| Given request |
Read through the entries below and return each line with the word "grid".

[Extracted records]
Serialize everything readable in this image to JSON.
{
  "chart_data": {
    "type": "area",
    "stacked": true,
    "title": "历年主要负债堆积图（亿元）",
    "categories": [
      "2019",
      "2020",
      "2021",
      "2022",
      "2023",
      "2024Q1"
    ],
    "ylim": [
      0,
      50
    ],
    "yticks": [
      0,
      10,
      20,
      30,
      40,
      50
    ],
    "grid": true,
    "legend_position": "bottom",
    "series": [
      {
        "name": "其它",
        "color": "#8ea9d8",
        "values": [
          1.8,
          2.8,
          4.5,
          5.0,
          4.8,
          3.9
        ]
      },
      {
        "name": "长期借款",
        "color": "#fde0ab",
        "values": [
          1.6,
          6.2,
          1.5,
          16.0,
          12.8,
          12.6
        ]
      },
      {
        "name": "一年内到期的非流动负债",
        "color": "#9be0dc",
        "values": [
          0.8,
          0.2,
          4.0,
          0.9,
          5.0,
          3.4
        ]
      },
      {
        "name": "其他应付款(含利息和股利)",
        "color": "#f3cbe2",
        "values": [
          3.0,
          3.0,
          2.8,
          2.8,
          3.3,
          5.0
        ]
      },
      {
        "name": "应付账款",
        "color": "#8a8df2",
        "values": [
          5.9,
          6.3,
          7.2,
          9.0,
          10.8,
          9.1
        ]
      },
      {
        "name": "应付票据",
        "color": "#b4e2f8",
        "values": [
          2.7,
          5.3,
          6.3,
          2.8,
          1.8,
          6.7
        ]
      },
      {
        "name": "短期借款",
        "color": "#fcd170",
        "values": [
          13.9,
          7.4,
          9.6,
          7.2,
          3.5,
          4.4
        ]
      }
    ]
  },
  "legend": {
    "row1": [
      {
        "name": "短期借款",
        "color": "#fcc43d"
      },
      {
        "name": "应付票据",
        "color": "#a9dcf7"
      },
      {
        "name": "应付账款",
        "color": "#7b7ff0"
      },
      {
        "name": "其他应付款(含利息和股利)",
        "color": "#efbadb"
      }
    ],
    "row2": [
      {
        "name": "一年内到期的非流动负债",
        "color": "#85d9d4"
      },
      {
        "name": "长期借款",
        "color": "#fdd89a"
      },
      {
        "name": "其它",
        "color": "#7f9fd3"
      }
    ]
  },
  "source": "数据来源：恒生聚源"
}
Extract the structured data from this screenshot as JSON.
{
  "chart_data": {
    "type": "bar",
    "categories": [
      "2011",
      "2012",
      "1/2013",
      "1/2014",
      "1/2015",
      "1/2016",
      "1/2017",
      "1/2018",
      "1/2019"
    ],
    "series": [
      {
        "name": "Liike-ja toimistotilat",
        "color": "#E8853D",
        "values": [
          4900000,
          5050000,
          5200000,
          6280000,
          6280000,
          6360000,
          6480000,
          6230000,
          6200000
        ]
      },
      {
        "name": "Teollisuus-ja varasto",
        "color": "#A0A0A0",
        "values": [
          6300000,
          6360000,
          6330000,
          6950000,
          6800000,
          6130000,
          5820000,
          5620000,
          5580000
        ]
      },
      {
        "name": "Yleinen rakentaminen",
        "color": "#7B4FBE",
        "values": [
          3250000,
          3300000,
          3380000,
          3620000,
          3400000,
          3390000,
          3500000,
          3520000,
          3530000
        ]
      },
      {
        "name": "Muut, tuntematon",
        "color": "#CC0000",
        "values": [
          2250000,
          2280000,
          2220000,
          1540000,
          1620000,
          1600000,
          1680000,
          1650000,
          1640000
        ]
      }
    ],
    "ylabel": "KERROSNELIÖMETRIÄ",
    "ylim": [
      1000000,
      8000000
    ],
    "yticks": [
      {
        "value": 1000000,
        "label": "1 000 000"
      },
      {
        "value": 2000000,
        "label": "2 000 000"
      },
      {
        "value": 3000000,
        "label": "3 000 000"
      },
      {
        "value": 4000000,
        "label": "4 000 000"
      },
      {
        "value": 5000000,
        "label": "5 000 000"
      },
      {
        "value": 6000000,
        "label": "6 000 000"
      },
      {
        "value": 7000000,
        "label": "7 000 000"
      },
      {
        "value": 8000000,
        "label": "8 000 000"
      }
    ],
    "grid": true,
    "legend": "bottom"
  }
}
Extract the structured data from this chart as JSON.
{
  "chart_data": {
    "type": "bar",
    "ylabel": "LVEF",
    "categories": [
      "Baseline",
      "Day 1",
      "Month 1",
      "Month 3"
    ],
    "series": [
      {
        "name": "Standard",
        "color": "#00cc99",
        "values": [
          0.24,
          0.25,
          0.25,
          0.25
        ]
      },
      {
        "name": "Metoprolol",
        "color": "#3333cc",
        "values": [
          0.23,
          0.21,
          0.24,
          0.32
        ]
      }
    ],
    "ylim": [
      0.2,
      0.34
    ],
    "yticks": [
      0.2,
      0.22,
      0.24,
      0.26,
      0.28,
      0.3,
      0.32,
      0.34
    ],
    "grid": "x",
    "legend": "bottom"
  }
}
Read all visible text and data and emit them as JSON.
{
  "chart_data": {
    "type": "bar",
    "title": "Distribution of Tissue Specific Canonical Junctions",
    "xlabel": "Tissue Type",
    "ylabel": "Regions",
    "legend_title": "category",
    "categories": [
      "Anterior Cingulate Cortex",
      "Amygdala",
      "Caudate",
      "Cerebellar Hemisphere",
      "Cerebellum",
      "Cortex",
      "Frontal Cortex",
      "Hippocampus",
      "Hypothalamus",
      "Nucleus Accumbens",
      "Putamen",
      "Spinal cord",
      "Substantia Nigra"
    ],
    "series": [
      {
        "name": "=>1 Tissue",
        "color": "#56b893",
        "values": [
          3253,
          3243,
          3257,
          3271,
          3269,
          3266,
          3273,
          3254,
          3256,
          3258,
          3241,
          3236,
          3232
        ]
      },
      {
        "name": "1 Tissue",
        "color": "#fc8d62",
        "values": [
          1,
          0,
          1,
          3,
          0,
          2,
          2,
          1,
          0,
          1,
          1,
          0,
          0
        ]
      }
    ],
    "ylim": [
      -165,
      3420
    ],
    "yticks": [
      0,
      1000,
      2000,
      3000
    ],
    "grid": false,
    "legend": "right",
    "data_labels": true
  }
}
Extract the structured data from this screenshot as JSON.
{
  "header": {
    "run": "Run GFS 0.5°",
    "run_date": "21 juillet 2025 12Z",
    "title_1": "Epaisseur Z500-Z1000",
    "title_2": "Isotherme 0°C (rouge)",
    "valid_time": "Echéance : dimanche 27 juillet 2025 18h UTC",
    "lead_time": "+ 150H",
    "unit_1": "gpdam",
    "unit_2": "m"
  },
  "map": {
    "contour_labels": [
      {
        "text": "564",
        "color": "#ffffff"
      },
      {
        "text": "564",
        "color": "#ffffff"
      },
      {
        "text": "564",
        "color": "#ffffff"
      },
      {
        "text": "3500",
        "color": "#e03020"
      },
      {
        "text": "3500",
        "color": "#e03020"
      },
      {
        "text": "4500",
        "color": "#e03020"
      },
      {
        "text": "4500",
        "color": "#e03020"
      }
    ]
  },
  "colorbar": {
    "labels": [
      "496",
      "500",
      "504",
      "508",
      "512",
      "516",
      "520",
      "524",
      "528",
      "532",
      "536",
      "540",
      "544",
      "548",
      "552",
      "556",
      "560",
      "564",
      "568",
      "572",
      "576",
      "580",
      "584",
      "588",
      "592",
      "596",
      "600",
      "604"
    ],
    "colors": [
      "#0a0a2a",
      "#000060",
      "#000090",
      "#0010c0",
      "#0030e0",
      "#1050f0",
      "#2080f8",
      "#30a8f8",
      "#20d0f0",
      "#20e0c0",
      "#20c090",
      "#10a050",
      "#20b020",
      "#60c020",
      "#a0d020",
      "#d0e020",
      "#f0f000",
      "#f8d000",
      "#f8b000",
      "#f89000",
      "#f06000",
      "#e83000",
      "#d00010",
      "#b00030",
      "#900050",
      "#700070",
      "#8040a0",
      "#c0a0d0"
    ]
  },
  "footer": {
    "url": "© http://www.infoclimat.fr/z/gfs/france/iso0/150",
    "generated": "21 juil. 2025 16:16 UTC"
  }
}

| Response |
    "grid": true,
    "grid": true,
    "grid": "x",
    "grid": false,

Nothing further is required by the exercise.